Instruction A
Rewrite the paragraph beginning "Regrettably, every time we have moved closer to Anglicanism" from the passage on Churches Together in England and Wales as a short bulleted list that keeps its main facts.
Instruction B
Carry on the passage about Churches Together in England and Wales, starting right after its final sentence.

Even the title of the organisation, “Churches Together in England and Wales,” is seriously misleading.

To speak of several “Churches Together”, as if we were all on equal footing, different brands of Heinz 57 varieties of Christianity, is in itself to sell out Catholic identity and to cede to a Protestant conception of church.

The recent Vatican document Dominus Iesus, reminded us of the teaching of Vatican II, that there is only one Catholic Church, there are several daughter Orthodox Churches, but the other 33,780 are ecclesial bodies or sects. They may have retained elements of Catholicism but not the essentials of what it needs to be “Church” i.e. a valid episcopacy and seven Sacraments.

Regrettably, every time we have moved closer to Anglicanism, sections of the Anglican communion (and of other Protestant bodies) have moved further away again. They had already espoused contraception, but then added to it abortion in difficult circumstances. Later they informally permitted the remarriage of divorcees in Church, approved test tube babies and experimentation on embryos, ordained women to the ministry, have recently begun conducting same-sex unions and electing gay bishops, and soon will ordain women bishops in the UK.

Collected material
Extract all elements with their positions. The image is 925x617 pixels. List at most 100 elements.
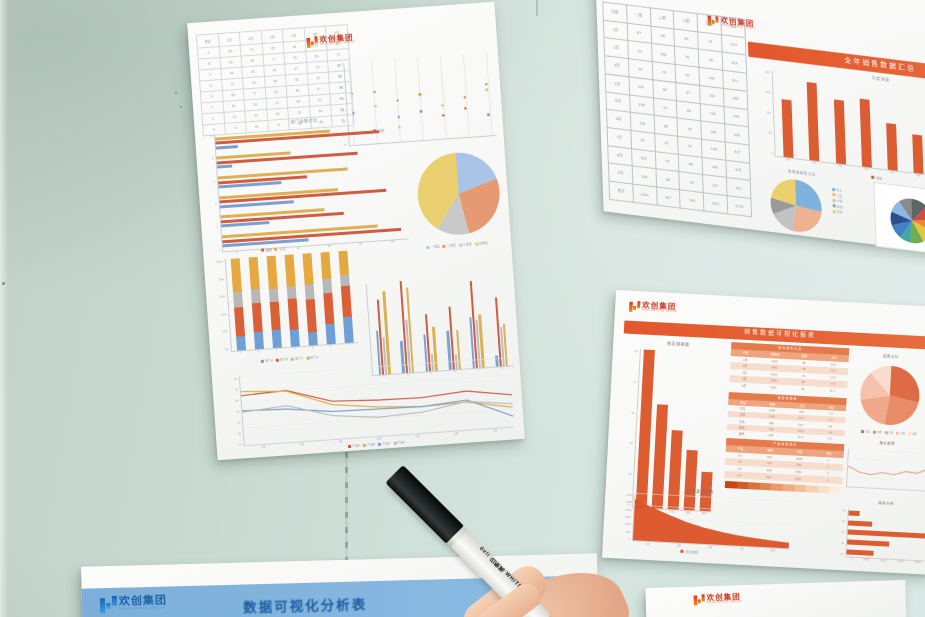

Expected answer A
- Each time Catholics have moved closer to Anglicanism, parts of the Anglican communion and other Protestant bodies have moved further away.
- They had already accepted contraception and then added abortion in difficult circumstances.
- They later informally allowed divorcees to remarry in church.
- They approved test tube babies and experimentation on embryos.
- They ordained women to the ministry.
- They have recently begun conducting same-sex unions and electing gay bishops.
- They will soon ordain women bishops in the UK.

Expected answer B
Certainly there are traditional Anglicans who are deeply grieved about these developments. Bewildered and uncertain, they merit our sympathy and practical support.

However, we can hardly reach ecclesial unity with Anglicanism, because Anglicanism is a house divided against itself. As the schism deepens this coming year, we shall need to decide: shall we dialogue ecumenically with the non-gay bishop evangelical Protestant groups, or with the “Affirming Catholicism” women priest sections, or the Anglo-Catholic traditionalist pink-gin-and-lace wing, or the liberal, gay-women-bishop Honest to God, Sea of Doubt, tendency?

We should be putting out the lifeboats to rescue devout and dismayed Anglicans, not hitching ourselves to their capsizing establishment galleon.

The Holy Father summarised our difficulties last October: “The phenomena of secularism and widespread religious indifference, the decline in vocations to the priesthood and Religious Life, and the grave difficulties experienced by parents in their attempts to catechize their own children, all attest to the vital need for Bishops to embrace their fundamental mission to be authentic and authoritative heralds of the Word (cf. PG 29).